Given entries ▸

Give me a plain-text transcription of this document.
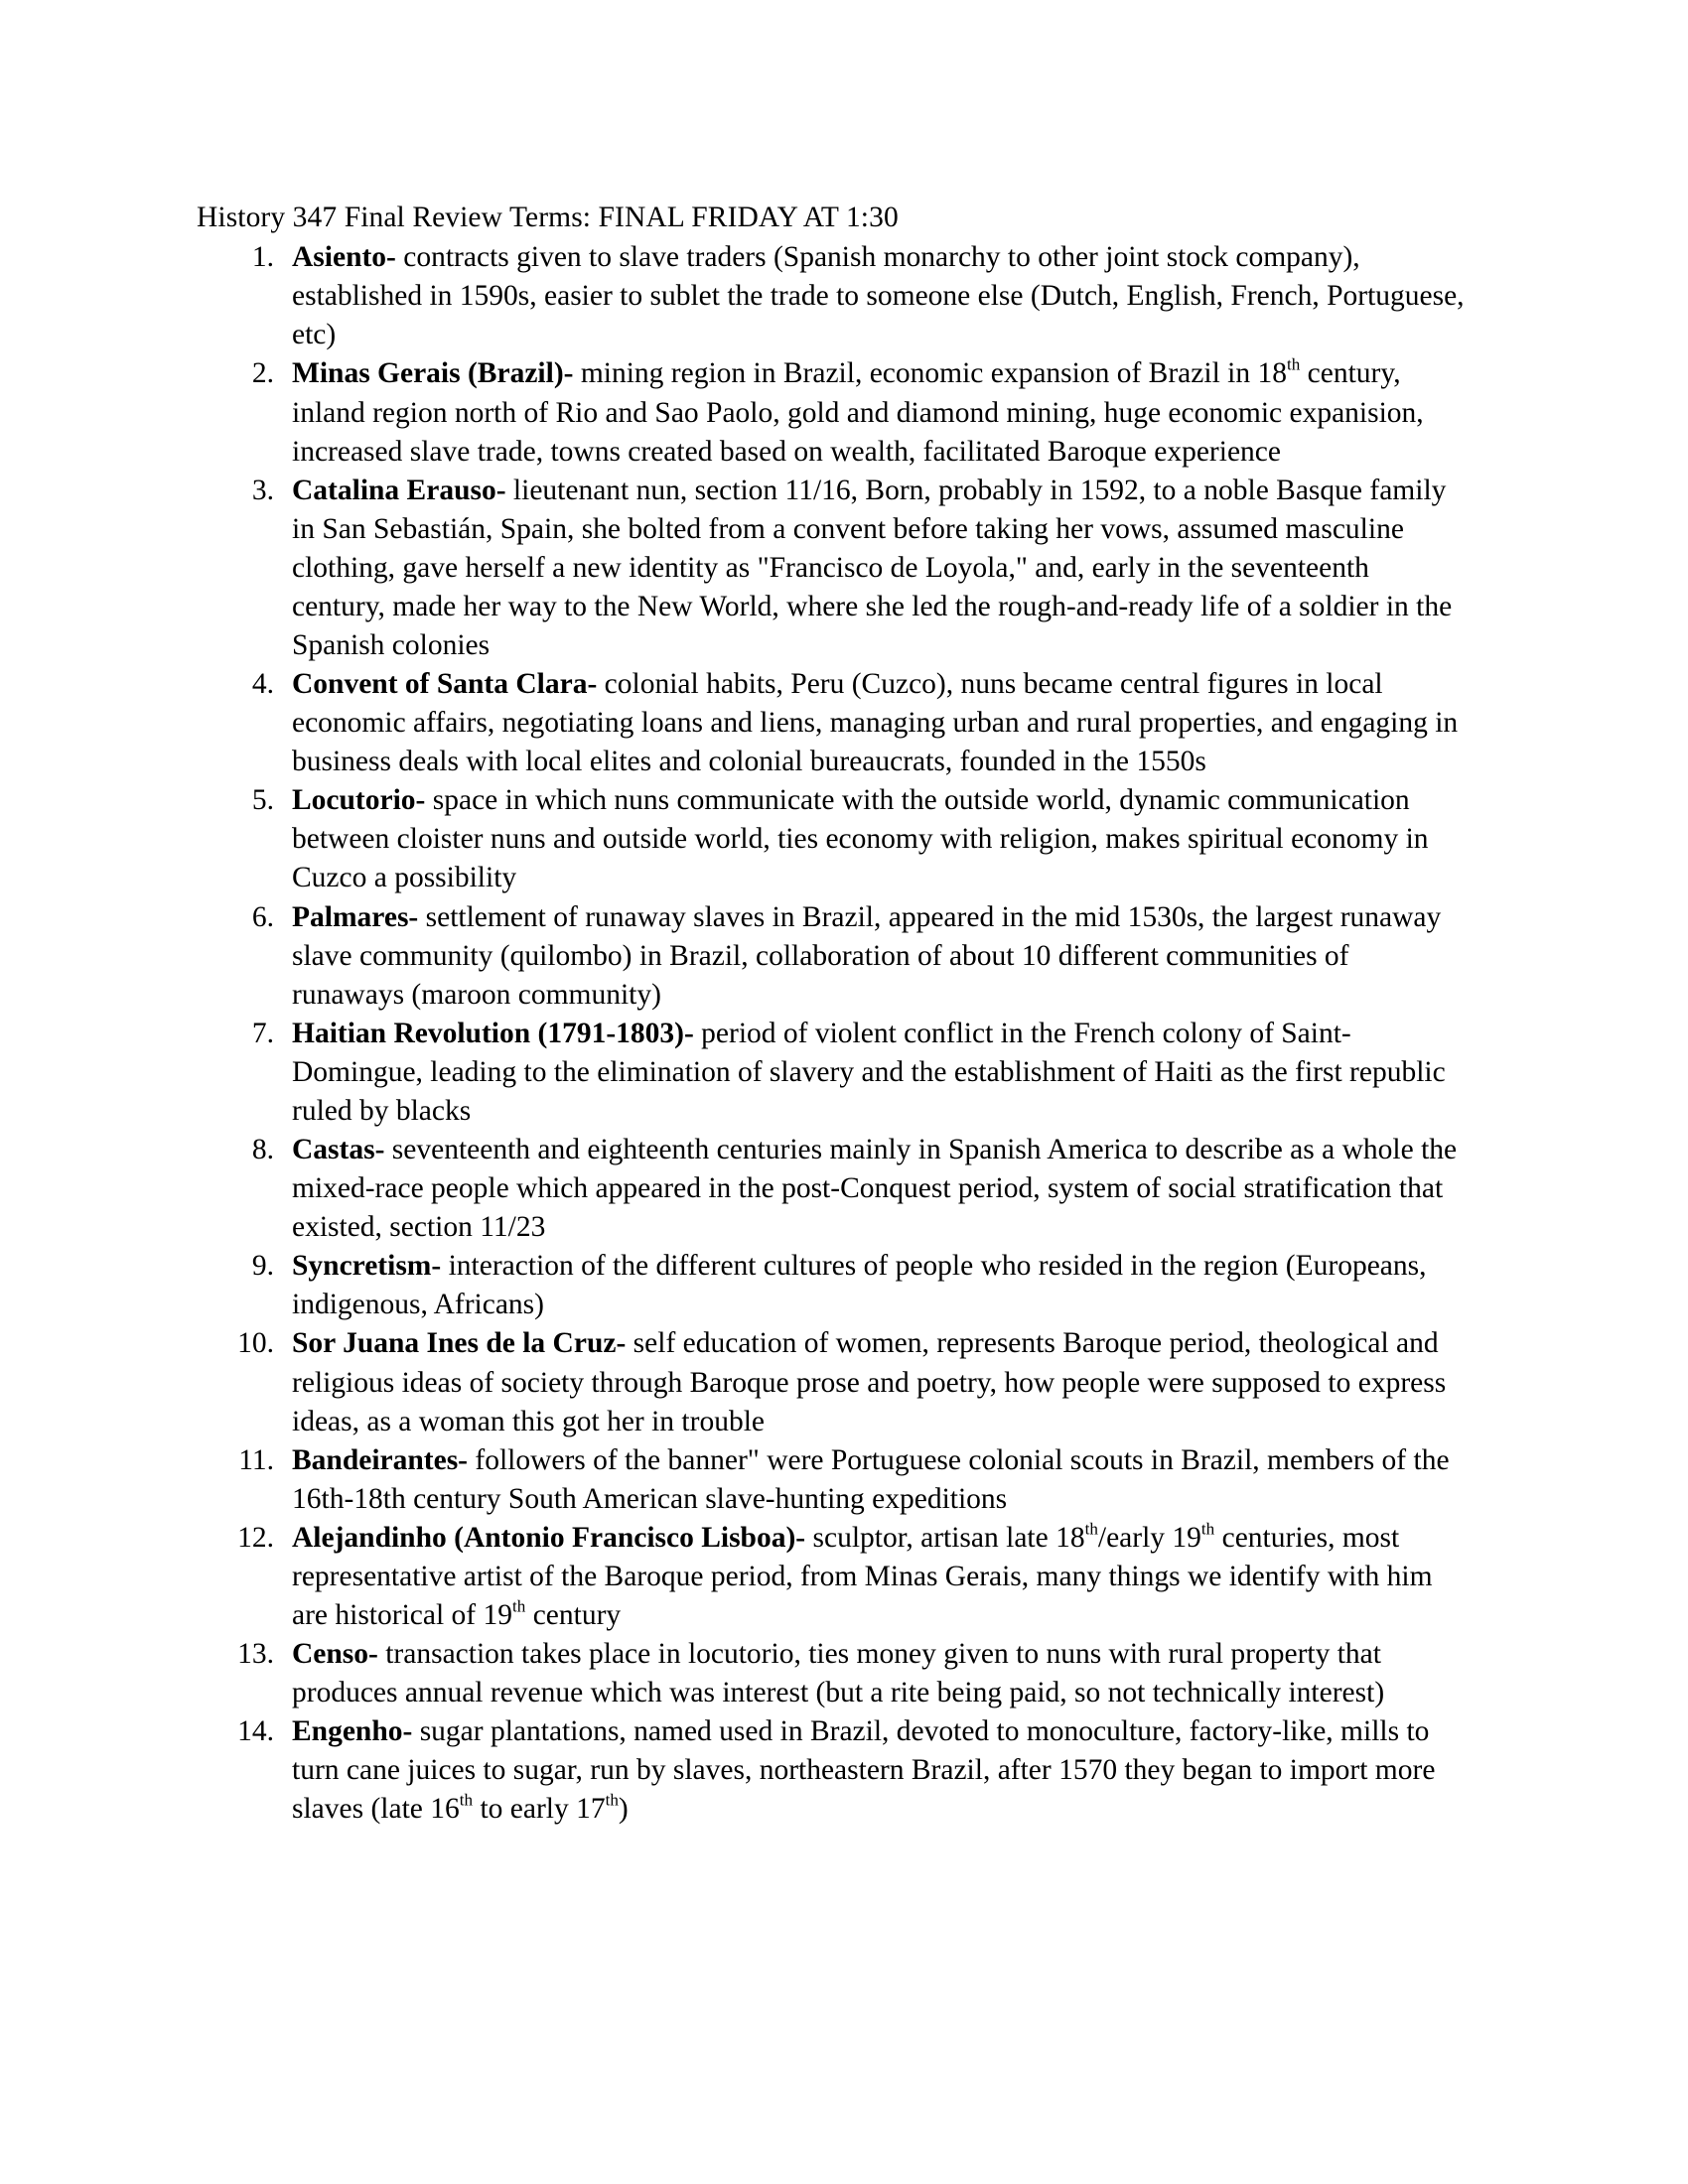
History 347 Final Review Terms: FINAL FRIDAY AT 1:30
Asiento- contracts given to slave traders (Spanish monarchy to other joint stock company), established in 1590s, easier to sublet the trade to someone else (Dutch, English, French, Portuguese, etc)
Minas Gerais (Brazil)- mining region in Brazil, economic expansion of Brazil in 18th century, inland region north of Rio and Sao Paolo, gold and diamond mining, huge economic expanision, increased slave trade, towns created based on wealth, facilitated Baroque experience
Catalina Erauso- lieutenant nun, section 11/16, Born, probably in 1592, to a noble Basque family in San Sebastián, Spain, she bolted from a convent before taking her vows, assumed masculine clothing, gave herself a new identity as "Francisco de Loyola," and, early in the seventeenth century, made her way to the New World, where she led the rough-and-ready life of a soldier in the Spanish colonies
Convent of Santa Clara- colonial habits, Peru (Cuzco), nuns became central figures in local economic affairs, negotiating loans and liens, managing urban and rural properties, and engaging in business deals with local elites and colonial bureaucrats, founded in the 1550s
Locutorio- space in which nuns communicate with the outside world, dynamic communication between cloister nuns and outside world, ties economy with religion, makes spiritual economy in Cuzco a possibility
Palmares- settlement of runaway slaves in Brazil, appeared in the mid 1530s, the largest runaway slave community (quilombo) in Brazil, collaboration of about 10 different communities of runaways (maroon community)
Haitian Revolution (1791-1803)- period of violent conflict in the French colony of Saint-Domingue, leading to the elimination of slavery and the establishment of Haiti as the first republic ruled by blacks
Castas- seventeenth and eighteenth centuries mainly in Spanish America to describe as a whole the mixed-race people which appeared in the post-Conquest period, system of social stratification that existed, section 11/23
Syncretism- interaction of the different cultures of people who resided in the region (Europeans, indigenous, Africans)
Sor Juana Ines de la Cruz- self education of women, represents Baroque period, theological and religious ideas of society through Baroque prose and poetry, how people were supposed to express ideas, as a woman this got her in trouble
Bandeirantes- followers of the banner" were Portuguese colonial scouts in Brazil, members of the 16th-18th century South American slave-hunting expeditions
Alejandinho (Antonio Francisco Lisboa)- sculptor, artisan late 18th/early 19th centuries, most representative artist of the Baroque period, from Minas Gerais, many things we identify with him are historical of 19th century
Censo- transaction takes place in locutorio, ties money given to nuns with rural property that produces annual revenue which was interest (but a rite being paid, so not technically interest)
Engenho- sugar plantations, named used in Brazil, devoted to monoculture, factory-like, mills to turn cane juices to sugar, run by slaves, northeastern Brazil, after 1570 they began to import more slaves (late 16th to early 17th)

Problem to solve ▸ Your task is to set down the records shown above exactly, minus any pictures.

Result of the task ▸
Give me a plain-text transcription of this document.
History 347 Final Review Terms: FINAL FRIDAY AT 1:30
Asiento- contracts given to slave traders (Spanish monarchy to other joint stock company), established in 1590s, easier to sublet the trade to someone else (Dutch, English, French, Portuguese, etc)
Minas Gerais (Brazil)- mining region in Brazil, economic expansion of Brazil in 18th century, inland region north of Rio and Sao Paolo, gold and diamond mining, huge economic expanision, increased slave trade, towns created based on wealth, facilitated Baroque experience
Catalina Erauso- lieutenant nun, section 11/16, Born, probably in 1592, to a noble Basque family in San Sebastián, Spain, she bolted from a convent before taking her vows, assumed masculine clothing, gave herself a new identity as "Francisco de Loyola," and, early in the seventeenth century, made her way to the New World, where she led the rough-and-ready life of a soldier in the Spanish colonies
Convent of Santa Clara- colonial habits, Peru (Cuzco), nuns became central figures in local economic affairs, negotiating loans and liens, managing urban and rural properties, and engaging in business deals with local elites and colonial bureaucrats, founded in the 1550s
Locutorio- space in which nuns communicate with the outside world, dynamic communication between cloister nuns and outside world, ties economy with religion, makes spiritual economy in Cuzco a possibility
Palmares- settlement of runaway slaves in Brazil, appeared in the mid 1530s, the largest runaway slave community (quilombo) in Brazil, collaboration of about 10 different communities of runaways (maroon community)
Haitian Revolution (1791-1803)- period of violent conflict in the French colony of Saint-Domingue, leading to the elimination of slavery and the establishment of Haiti as the first republic ruled by blacks
Castas- seventeenth and eighteenth centuries mainly in Spanish America to describe as a whole the mixed-race people which appeared in the post-Conquest period, system of social stratification that existed, section 11/23
Syncretism- interaction of the different cultures of people who resided in the region (Europeans, indigenous, Africans)
Sor Juana Ines de la Cruz- self education of women, represents Baroque period, theological and religious ideas of society through Baroque prose and poetry, how people were supposed to express ideas, as a woman this got her in trouble
Bandeirantes- followers of the banner" were Portuguese colonial scouts in Brazil, members of the 16th-18th century South American slave-hunting expeditions
Alejandinho (Antonio Francisco Lisboa)- sculptor, artisan late 18th/early 19th centuries, most representative artist of the Baroque period, from Minas Gerais, many things we identify with him are historical of 19th century
Censo- transaction takes place in locutorio, ties money given to nuns with rural property that produces annual revenue which was interest (but a rite being paid, so not technically interest)
Engenho- sugar plantations, named used in Brazil, devoted to monoculture, factory-like, mills to turn cane juices to sugar, run by slaves, northeastern Brazil, after 1570 they began to import more slaves (late 16th to early 17th)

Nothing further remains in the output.